### Problem to work on
Do not carry the pictures over; copy every other part of the entries exactly.

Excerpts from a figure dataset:
● ● ● ●

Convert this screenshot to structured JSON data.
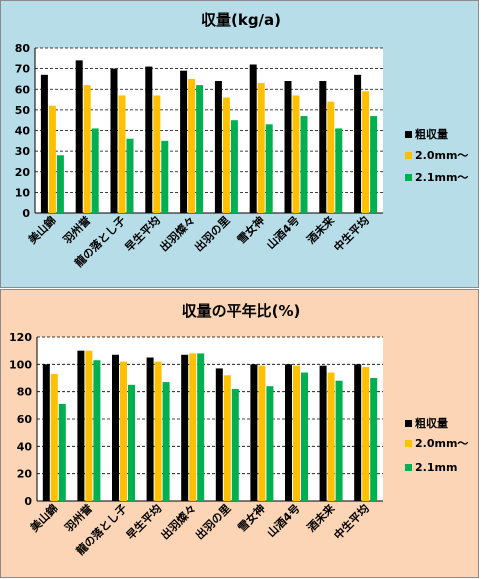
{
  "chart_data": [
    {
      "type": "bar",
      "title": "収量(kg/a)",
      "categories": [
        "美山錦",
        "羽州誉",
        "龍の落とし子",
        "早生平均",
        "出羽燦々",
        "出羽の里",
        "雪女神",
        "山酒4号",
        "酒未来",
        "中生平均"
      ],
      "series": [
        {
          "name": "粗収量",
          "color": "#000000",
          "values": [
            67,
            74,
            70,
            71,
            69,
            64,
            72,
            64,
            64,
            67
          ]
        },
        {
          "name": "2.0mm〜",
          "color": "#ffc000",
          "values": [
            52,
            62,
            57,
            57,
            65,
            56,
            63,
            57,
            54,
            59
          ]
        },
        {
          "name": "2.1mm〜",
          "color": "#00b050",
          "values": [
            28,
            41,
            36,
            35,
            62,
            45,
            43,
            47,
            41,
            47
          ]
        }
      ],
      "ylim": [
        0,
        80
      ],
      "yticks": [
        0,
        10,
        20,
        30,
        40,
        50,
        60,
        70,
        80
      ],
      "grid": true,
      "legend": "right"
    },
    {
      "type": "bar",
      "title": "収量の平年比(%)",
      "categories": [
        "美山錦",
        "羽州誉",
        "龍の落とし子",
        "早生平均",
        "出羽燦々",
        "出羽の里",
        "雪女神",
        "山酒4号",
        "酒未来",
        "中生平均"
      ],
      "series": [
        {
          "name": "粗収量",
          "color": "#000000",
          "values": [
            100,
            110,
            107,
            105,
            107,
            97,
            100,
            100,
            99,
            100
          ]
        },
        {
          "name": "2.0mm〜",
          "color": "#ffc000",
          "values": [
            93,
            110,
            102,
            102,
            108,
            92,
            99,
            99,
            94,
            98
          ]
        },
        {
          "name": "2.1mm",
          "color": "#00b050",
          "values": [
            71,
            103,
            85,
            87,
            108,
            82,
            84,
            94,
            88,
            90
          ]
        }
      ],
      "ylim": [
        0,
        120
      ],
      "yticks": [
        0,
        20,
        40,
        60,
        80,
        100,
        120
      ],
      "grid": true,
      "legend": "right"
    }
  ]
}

● ● ● ●

### Written solution
Convert this screenshot to structured JSON data.
{
  "chart_data": [
    {
      "type": "bar",
      "title": "収量(kg/a)",
      "categories": [
        "美山錦",
        "羽州誉",
        "龍の落とし子",
        "早生平均",
        "出羽燦々",
        "出羽の里",
        "雪女神",
        "山酒4号",
        "酒未来",
        "中生平均"
      ],
      "series": [
        {
          "name": "粗収量",
          "color": "#000000",
          "values": [
            67,
            74,
            70,
            71,
            69,
            64,
            72,
            64,
            64,
            67
          ]
        },
        {
          "name": "2.0mm〜",
          "color": "#ffc000",
          "values": [
            52,
            62,
            57,
            57,
            65,
            56,
            63,
            57,
            54,
            59
          ]
        },
        {
          "name": "2.1mm〜",
          "color": "#00b050",
          "values": [
            28,
            41,
            36,
            35,
            62,
            45,
            43,
            47,
            41,
            47
          ]
        }
      ],
      "ylim": [
        0,
        80
      ],
      "yticks": [
        0,
        10,
        20,
        30,
        40,
        50,
        60,
        70,
        80
      ],
      "grid": true,
      "legend": "right"
    },
    {
      "type": "bar",
      "title": "収量の平年比(%)",
      "categories": [
        "美山錦",
        "羽州誉",
        "龍の落とし子",
        "早生平均",
        "出羽燦々",
        "出羽の里",
        "雪女神",
        "山酒4号",
        "酒未来",
        "中生平均"
      ],
      "series": [
        {
          "name": "粗収量",
          "color": "#000000",
          "values": [
            100,
            110,
            107,
            105,
            107,
            97,
            100,
            100,
            99,
            100
          ]
        },
        {
          "name": "2.0mm〜",
          "color": "#ffc000",
          "values": [
            93,
            110,
            102,
            102,
            108,
            92,
            99,
            99,
            94,
            98
          ]
        },
        {
          "name": "2.1mm",
          "color": "#00b050",
          "values": [
            71,
            103,
            85,
            87,
            108,
            82,
            84,
            94,
            88,
            90
          ]
        }
      ],
      "ylim": [
        0,
        120
      ],
      "yticks": [
        0,
        20,
        40,
        60,
        80,
        100,
        120
      ],
      "grid": true,
      "legend": "right"
    }
  ]
}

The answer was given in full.